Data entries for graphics
= = = =
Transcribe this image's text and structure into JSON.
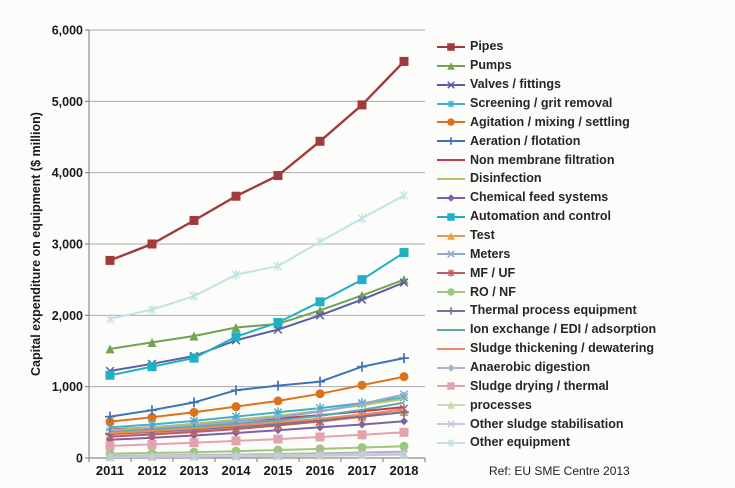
{
  "chart_data": {
    "type": "line",
    "title": "",
    "xlabel": "",
    "ylabel": "Capital expenditure on equipment ($ million)",
    "footnote": "Ref: EU SME Centre 2013",
    "x": [
      "2011",
      "2012",
      "2013",
      "2014",
      "2015",
      "2016",
      "2017",
      "2018"
    ],
    "ylim": [
      0,
      6000
    ],
    "ytick_interval": 1000,
    "ytick_labels": [
      "0",
      "1,000",
      "2,000",
      "3,000",
      "4,000",
      "5,000",
      "6,000"
    ],
    "grid": true,
    "legend_position": "right",
    "axis_color": "#8C8C8C",
    "grid_color": "#ABABAB",
    "series": [
      {
        "name": "Pipes",
        "color": "#A03B3B",
        "marker": "square",
        "values": [
          2770,
          3000,
          3330,
          3670,
          3960,
          4440,
          4950,
          5560
        ]
      },
      {
        "name": "Pumps",
        "color": "#71A350",
        "marker": "triangle",
        "values": [
          1530,
          1620,
          1710,
          1830,
          1880,
          2070,
          2280,
          2500
        ]
      },
      {
        "name": "Valves / fittings",
        "color": "#5A5FA5",
        "marker": "x",
        "values": [
          1220,
          1320,
          1430,
          1650,
          1800,
          2000,
          2220,
          2460
        ]
      },
      {
        "name": "Screening / grit removal",
        "color": "#45AECB",
        "marker": "asterisk",
        "values": [
          430,
          470,
          520,
          580,
          640,
          700,
          770,
          850
        ]
      },
      {
        "name": "Agitation / mixing / settling",
        "color": "#DC7319",
        "marker": "circle",
        "values": [
          510,
          570,
          640,
          720,
          800,
          900,
          1020,
          1140
        ]
      },
      {
        "name": "Aeration / flotation",
        "color": "#3C72B8",
        "marker": "plus",
        "values": [
          580,
          670,
          780,
          950,
          1015,
          1070,
          1280,
          1400
        ]
      },
      {
        "name": "Non membrane filtration",
        "color": "#C13A50",
        "marker": "none",
        "values": [
          400,
          430,
          470,
          515,
          555,
          600,
          655,
          715
        ]
      },
      {
        "name": "Disinfection",
        "color": "#B2C266",
        "marker": "none",
        "values": [
          390,
          430,
          480,
          535,
          590,
          660,
          740,
          830
        ]
      },
      {
        "name": "Chemical feed systems",
        "color": "#7C61A9",
        "marker": "diamond",
        "values": [
          255,
          285,
          315,
          350,
          390,
          430,
          470,
          515
        ]
      },
      {
        "name": "Automation and control",
        "color": "#1FB0C3",
        "marker": "square",
        "values": [
          1160,
          1280,
          1400,
          1700,
          1900,
          2190,
          2500,
          2880
        ]
      },
      {
        "name": "Test",
        "color": "#EC9A49",
        "marker": "triangle",
        "values": [
          330,
          355,
          385,
          420,
          460,
          510,
          575,
          650
        ]
      },
      {
        "name": "Meters",
        "color": "#92A9D4",
        "marker": "x",
        "values": [
          370,
          410,
          455,
          510,
          570,
          650,
          760,
          890
        ]
      },
      {
        "name": "MF / UF",
        "color": "#C25B68",
        "marker": "asterisk",
        "values": [
          300,
          330,
          365,
          405,
          455,
          515,
          595,
          690
        ]
      },
      {
        "name": "RO / NF",
        "color": "#9CC87B",
        "marker": "circle",
        "values": [
          60,
          70,
          82,
          96,
          112,
          128,
          146,
          165
        ]
      },
      {
        "name": "Thermal process equipment",
        "color": "#73739E",
        "marker": "plus",
        "values": [
          340,
          370,
          400,
          440,
          480,
          530,
          580,
          640
        ]
      },
      {
        "name": "Ion exchange / EDI / adsorption",
        "color": "#5AA7AE",
        "marker": "none",
        "values": [
          360,
          395,
          435,
          480,
          530,
          590,
          675,
          775
        ]
      },
      {
        "name": "Sludge thickening / dewatering",
        "color": "#EC8C5C",
        "marker": "none",
        "values": [
          350,
          380,
          415,
          455,
          500,
          550,
          610,
          680
        ]
      },
      {
        "name": "Anaerobic digestion",
        "color": "#B0B0C8",
        "marker": "diamond",
        "values": [
          30,
          35,
          42,
          48,
          56,
          65,
          77,
          90
        ]
      },
      {
        "name": "Sludge drying / thermal",
        "color": "#E2A3AE",
        "marker": "square",
        "values": [
          170,
          190,
          215,
          240,
          265,
          295,
          325,
          360
        ]
      },
      {
        "name": "processes",
        "color": "#C4DCB0",
        "marker": "triangle",
        "values": [
          20,
          24,
          28,
          33,
          38,
          44,
          52,
          60
        ]
      },
      {
        "name": "Other sludge stabilisation",
        "color": "#C6C6DC",
        "marker": "x",
        "values": [
          12,
          15,
          18,
          22,
          26,
          31,
          38,
          46
        ]
      },
      {
        "name": "Other equipment",
        "color": "#C2E2E6",
        "marker": "asterisk",
        "values": [
          1950,
          2080,
          2270,
          2570,
          2690,
          3030,
          3360,
          3680
        ]
      }
    ]
  }
}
= = = =
**TASK INSTRUCTIONS**
The records above need to be given again exactly. Omit the pictures.

**COMPLETED EXERCISE**
Transcribe this image's text and structure into JSON.
{
  "chart_data": {
    "type": "line",
    "title": "",
    "xlabel": "",
    "ylabel": "Capital expenditure on equipment ($ million)",
    "footnote": "Ref: EU SME Centre 2013",
    "x": [
      "2011",
      "2012",
      "2013",
      "2014",
      "2015",
      "2016",
      "2017",
      "2018"
    ],
    "ylim": [
      0,
      6000
    ],
    "ytick_interval": 1000,
    "ytick_labels": [
      "0",
      "1,000",
      "2,000",
      "3,000",
      "4,000",
      "5,000",
      "6,000"
    ],
    "grid": true,
    "legend_position": "right",
    "axis_color": "#8C8C8C",
    "grid_color": "#ABABAB",
    "series": [
      {
        "name": "Pipes",
        "color": "#A03B3B",
        "marker": "square",
        "values": [
          2770,
          3000,
          3330,
          3670,
          3960,
          4440,
          4950,
          5560
        ]
      },
      {
        "name": "Pumps",
        "color": "#71A350",
        "marker": "triangle",
        "values": [
          1530,
          1620,
          1710,
          1830,
          1880,
          2070,
          2280,
          2500
        ]
      },
      {
        "name": "Valves / fittings",
        "color": "#5A5FA5",
        "marker": "x",
        "values": [
          1220,
          1320,
          1430,
          1650,
          1800,
          2000,
          2220,
          2460
        ]
      },
      {
        "name": "Screening / grit removal",
        "color": "#45AECB",
        "marker": "asterisk",
        "values": [
          430,
          470,
          520,
          580,
          640,
          700,
          770,
          850
        ]
      },
      {
        "name": "Agitation / mixing / settling",
        "color": "#DC7319",
        "marker": "circle",
        "values": [
          510,
          570,
          640,
          720,
          800,
          900,
          1020,
          1140
        ]
      },
      {
        "name": "Aeration / flotation",
        "color": "#3C72B8",
        "marker": "plus",
        "values": [
          580,
          670,
          780,
          950,
          1015,
          1070,
          1280,
          1400
        ]
      },
      {
        "name": "Non membrane filtration",
        "color": "#C13A50",
        "marker": "none",
        "values": [
          400,
          430,
          470,
          515,
          555,
          600,
          655,
          715
        ]
      },
      {
        "name": "Disinfection",
        "color": "#B2C266",
        "marker": "none",
        "values": [
          390,
          430,
          480,
          535,
          590,
          660,
          740,
          830
        ]
      },
      {
        "name": "Chemical feed systems",
        "color": "#7C61A9",
        "marker": "diamond",
        "values": [
          255,
          285,
          315,
          350,
          390,
          430,
          470,
          515
        ]
      },
      {
        "name": "Automation and control",
        "color": "#1FB0C3",
        "marker": "square",
        "values": [
          1160,
          1280,
          1400,
          1700,
          1900,
          2190,
          2500,
          2880
        ]
      },
      {
        "name": "Test",
        "color": "#EC9A49",
        "marker": "triangle",
        "values": [
          330,
          355,
          385,
          420,
          460,
          510,
          575,
          650
        ]
      },
      {
        "name": "Meters",
        "color": "#92A9D4",
        "marker": "x",
        "values": [
          370,
          410,
          455,
          510,
          570,
          650,
          760,
          890
        ]
      },
      {
        "name": "MF / UF",
        "color": "#C25B68",
        "marker": "asterisk",
        "values": [
          300,
          330,
          365,
          405,
          455,
          515,
          595,
          690
        ]
      },
      {
        "name": "RO / NF",
        "color": "#9CC87B",
        "marker": "circle",
        "values": [
          60,
          70,
          82,
          96,
          112,
          128,
          146,
          165
        ]
      },
      {
        "name": "Thermal process equipment",
        "color": "#73739E",
        "marker": "plus",
        "values": [
          340,
          370,
          400,
          440,
          480,
          530,
          580,
          640
        ]
      },
      {
        "name": "Ion exchange / EDI / adsorption",
        "color": "#5AA7AE",
        "marker": "none",
        "values": [
          360,
          395,
          435,
          480,
          530,
          590,
          675,
          775
        ]
      },
      {
        "name": "Sludge thickening / dewatering",
        "color": "#EC8C5C",
        "marker": "none",
        "values": [
          350,
          380,
          415,
          455,
          500,
          550,
          610,
          680
        ]
      },
      {
        "name": "Anaerobic digestion",
        "color": "#B0B0C8",
        "marker": "diamond",
        "values": [
          30,
          35,
          42,
          48,
          56,
          65,
          77,
          90
        ]
      },
      {
        "name": "Sludge drying / thermal",
        "color": "#E2A3AE",
        "marker": "square",
        "values": [
          170,
          190,
          215,
          240,
          265,
          295,
          325,
          360
        ]
      },
      {
        "name": "processes",
        "color": "#C4DCB0",
        "marker": "triangle",
        "values": [
          20,
          24,
          28,
          33,
          38,
          44,
          52,
          60
        ]
      },
      {
        "name": "Other sludge stabilisation",
        "color": "#C6C6DC",
        "marker": "x",
        "values": [
          12,
          15,
          18,
          22,
          26,
          31,
          38,
          46
        ]
      },
      {
        "name": "Other equipment",
        "color": "#C2E2E6",
        "marker": "asterisk",
        "values": [
          1950,
          2080,
          2270,
          2570,
          2690,
          3030,
          3360,
          3680
        ]
      }
    ]
  }
}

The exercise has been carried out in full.